▶ Records supplied:

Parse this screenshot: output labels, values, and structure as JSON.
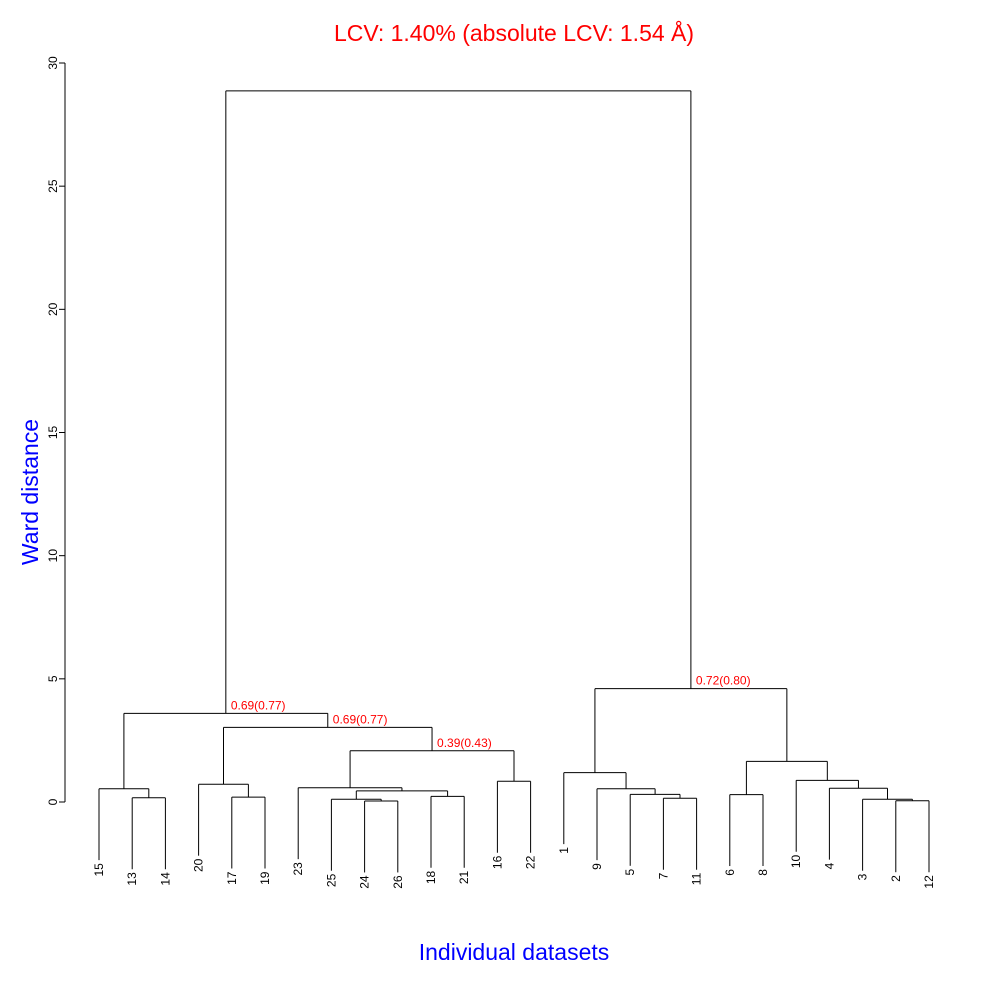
{
  "chart_data": {
    "type": "dendrogram",
    "title": "LCV: 1.40% (absolute LCV: 1.54 Å)",
    "xlabel": "Individual datasets",
    "ylabel": "Ward distance",
    "ylim": [
      0,
      30
    ],
    "yticks": [
      0,
      5,
      10,
      15,
      20,
      25,
      30
    ],
    "hang": 2.9,
    "colors": {
      "title": "#ff0000",
      "axis_labels": "#0000ff",
      "annotations": "#ff0000",
      "lines": "#000000"
    },
    "tree": {
      "h": 28.87,
      "c": [
        {
          "h": 3.6,
          "label": "0.69(0.77)",
          "c": [
            {
              "h": 0.54,
              "c": [
                "15",
                {
                  "h": 0.17,
                  "c": [
                    "13",
                    "14"
                  ]
                }
              ]
            },
            {
              "h": 3.03,
              "label": "0.69(0.77)",
              "c": [
                {
                  "h": 0.72,
                  "c": [
                    "20",
                    {
                      "h": 0.2,
                      "c": [
                        "17",
                        "19"
                      ]
                    }
                  ]
                },
                {
                  "h": 2.08,
                  "label": "0.39(0.43)",
                  "c": [
                    {
                      "h": 0.58,
                      "c": [
                        "23",
                        {
                          "h": 0.45,
                          "c": [
                            {
                              "h": 0.11,
                              "c": [
                                "25",
                                {
                                  "h": 0.04,
                                  "c": [
                                    "24",
                                    "26"
                                  ]
                                }
                              ]
                            },
                            {
                              "h": 0.23,
                              "c": [
                                "18",
                                "21"
                              ]
                            }
                          ]
                        }
                      ]
                    },
                    {
                      "h": 0.84,
                      "c": [
                        "16",
                        "22"
                      ]
                    }
                  ]
                }
              ]
            }
          ]
        },
        {
          "h": 4.6,
          "label": "0.72(0.80)",
          "c": [
            {
              "h": 1.19,
              "c": [
                "1",
                {
                  "h": 0.54,
                  "c": [
                    "9",
                    {
                      "h": 0.31,
                      "c": [
                        "5",
                        {
                          "h": 0.15,
                          "c": [
                            "7",
                            "11"
                          ]
                        }
                      ]
                    }
                  ]
                }
              ]
            },
            {
              "h": 1.65,
              "c": [
                {
                  "h": 0.3,
                  "c": [
                    "6",
                    "8"
                  ]
                },
                {
                  "h": 0.88,
                  "c": [
                    "10",
                    {
                      "h": 0.56,
                      "c": [
                        "4",
                        {
                          "h": 0.11,
                          "c": [
                            "3",
                            {
                              "h": 0.05,
                              "c": [
                                "2",
                                "12"
                              ]
                            }
                          ]
                        }
                      ]
                    }
                  ]
                }
              ]
            }
          ]
        }
      ]
    }
  }
}
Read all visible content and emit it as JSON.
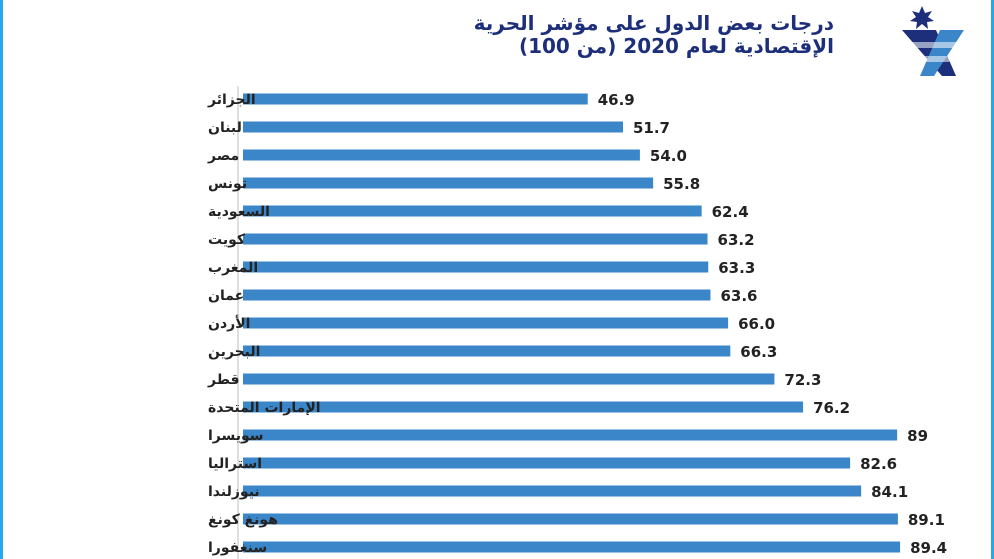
{
  "title": {
    "line1": "درجات بعض الدول على مؤشر الحرية",
    "line2": "الإقتصادية لعام 2020 (من 100)"
  },
  "logo": {
    "icon": "jordan-news-logo",
    "colors": [
      "#1d2f7a",
      "#3a86c8"
    ]
  },
  "colors": {
    "bar": "#3a86c8",
    "text": "#222222",
    "title": "#1d2f7a",
    "frame": "#2aa7e6"
  },
  "chart_data": {
    "type": "bar",
    "orientation": "horizontal",
    "categories": [
      "الجزائر",
      "لبنان",
      "مصر",
      "تونس",
      "السعودية",
      "كويت",
      "المغرب",
      "عمان",
      "الأردن",
      "البحرين",
      "قطر",
      "الإمارات المتحدة",
      "سويسرا",
      "استراليا",
      "نيوزلندا",
      "هونغ كونغ",
      "سنغفورا"
    ],
    "values": [
      46.9,
      51.7,
      54.0,
      55.8,
      62.4,
      63.2,
      63.3,
      63.6,
      66.0,
      66.3,
      72.3,
      76.2,
      89,
      82.6,
      84.1,
      89.1,
      89.4
    ],
    "value_labels": [
      "46.9",
      "51.7",
      "54.0",
      "55.8",
      "62.4",
      "63.2",
      "63.3",
      "63.6",
      "66.0",
      "66.3",
      "72.3",
      "76.2",
      "89",
      "82.6",
      "84.1",
      "89.1",
      "89.4"
    ],
    "xlim": [
      0,
      100
    ],
    "grid": false,
    "legend": "none"
  }
}
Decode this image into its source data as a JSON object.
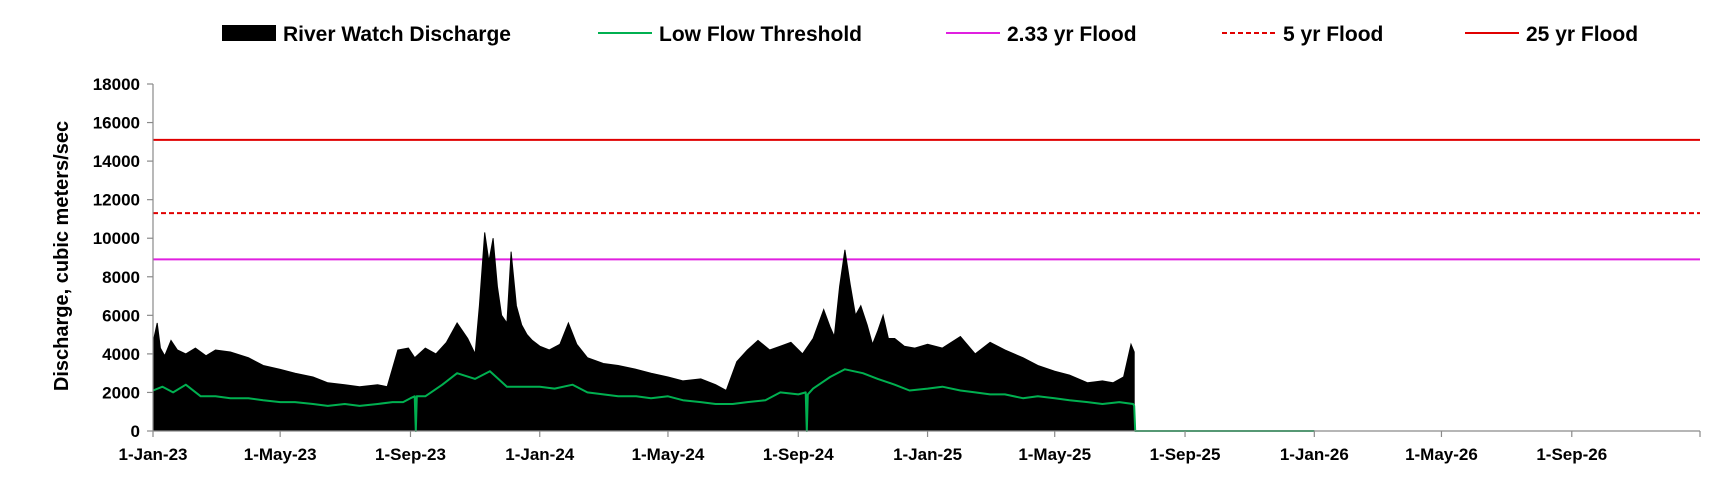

▶ Your instructions: Report every line in the data above in which the word "values" appears.

▶ Written reply:
Parse this screenshot: output labels, values, and structure as JSON.
    "values": [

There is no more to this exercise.